• [Data tied to figure images]:
┌──
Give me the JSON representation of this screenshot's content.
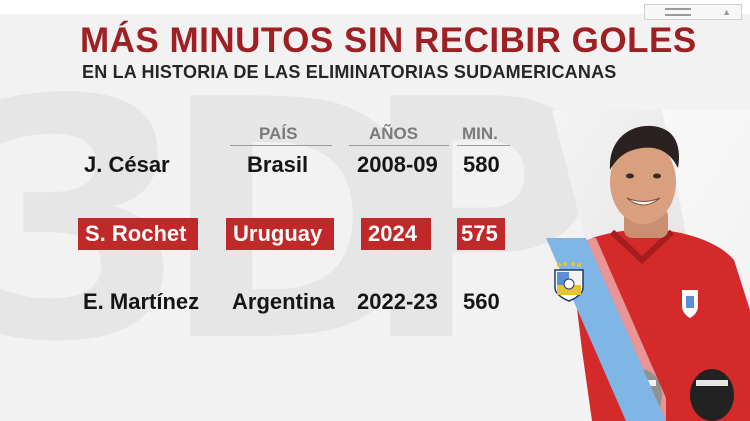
{
  "graphic": {
    "title": "MÁS MINUTOS SIN RECIBIR GOLES",
    "subtitle": "EN LA HISTORIA DE LAS ELIMINATORIAS SUDAMERICANAS"
  },
  "table": {
    "headers": {
      "country": "PAÍS",
      "years": "AÑOS",
      "minutes": "MIN."
    },
    "rows": [
      {
        "player": "J. César",
        "country": "Brasil",
        "years": "2008-09",
        "minutes": "580",
        "highlighted": false
      },
      {
        "player": "S. Rochet",
        "country": "Uruguay",
        "years": "2024",
        "minutes": "575",
        "highlighted": true
      },
      {
        "player": "E. Martínez",
        "country": "Argentina",
        "years": "2022-23",
        "minutes": "560",
        "highlighted": false
      }
    ]
  },
  "colors": {
    "title": "#9e2023",
    "highlight": "#c0282a",
    "uruguay_sky_blue": "#7fb6e6",
    "jersey_red": "#d42a2a"
  },
  "icons": [
    "uruguay-crest-icon",
    "window-menu-icon",
    "dropdown-triangle-icon"
  ]
}
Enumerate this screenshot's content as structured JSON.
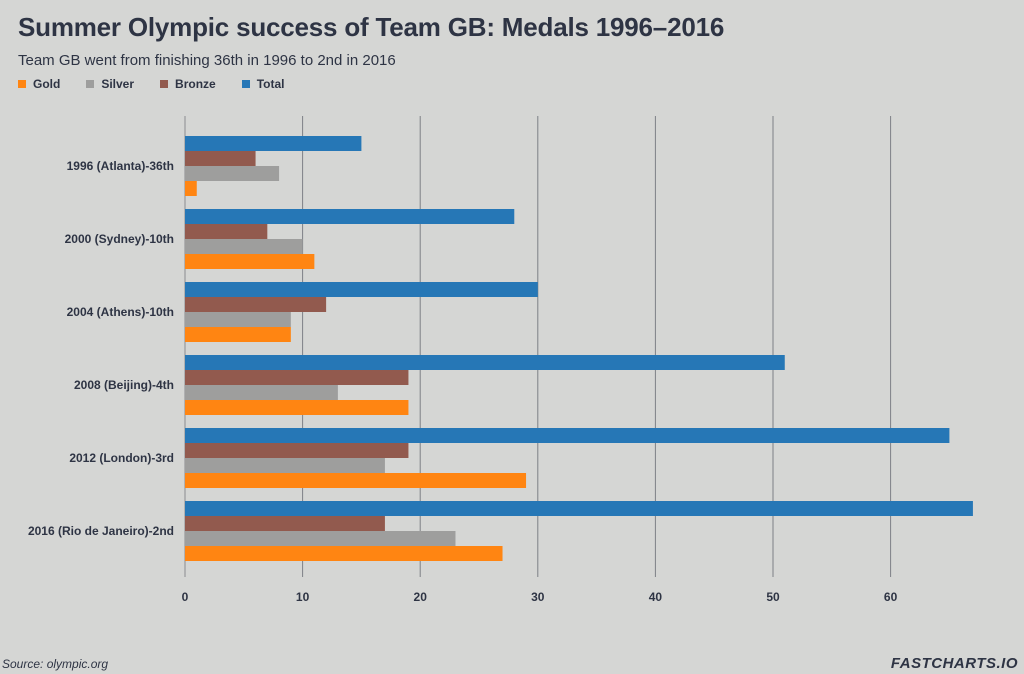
{
  "chart_data": {
    "type": "bar",
    "orientation": "horizontal",
    "title": "Summer Olympic success of Team GB: Medals 1996–2016",
    "subtitle": "Team GB went from finishing 36th in 1996 to 2nd in 2016",
    "categories": [
      "1996 (Atlanta)-36th",
      "2000 (Sydney)-10th",
      "2004 (Athens)-10th",
      "2008 (Beijing)-4th",
      "2012 (London)-3rd",
      "2016 (Rio de Janeiro)-2nd"
    ],
    "series": [
      {
        "name": "Gold",
        "color": "#ff8512",
        "values": [
          1,
          11,
          9,
          19,
          29,
          27
        ]
      },
      {
        "name": "Silver",
        "color": "#9e9e9d",
        "values": [
          8,
          10,
          9,
          13,
          17,
          23
        ]
      },
      {
        "name": "Bronze",
        "color": "#925a4e",
        "values": [
          6,
          7,
          12,
          19,
          19,
          17
        ]
      },
      {
        "name": "Total",
        "color": "#2677b6",
        "values": [
          15,
          28,
          30,
          51,
          65,
          67
        ]
      }
    ],
    "xlim": [
      0,
      68
    ],
    "xticks": [
      0,
      10,
      20,
      30,
      40,
      50,
      60
    ],
    "grid": true,
    "legend_position": "top-left",
    "source": "Source: olympic.org"
  },
  "branding": "FASTCHARTS.IO"
}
└──
• [WRITTEN PROBLEM]:
List all lines above in which the string "subtitle" appears.

• [PROBLEM SOLUTION]:
    "subtitle": "EN LA HISTORIA DE LAS ELIMINATORIAS SUDAMERICANAS"
    "subtitle": "Team GB went from finishing 36th in 1996 to 2nd in 2016",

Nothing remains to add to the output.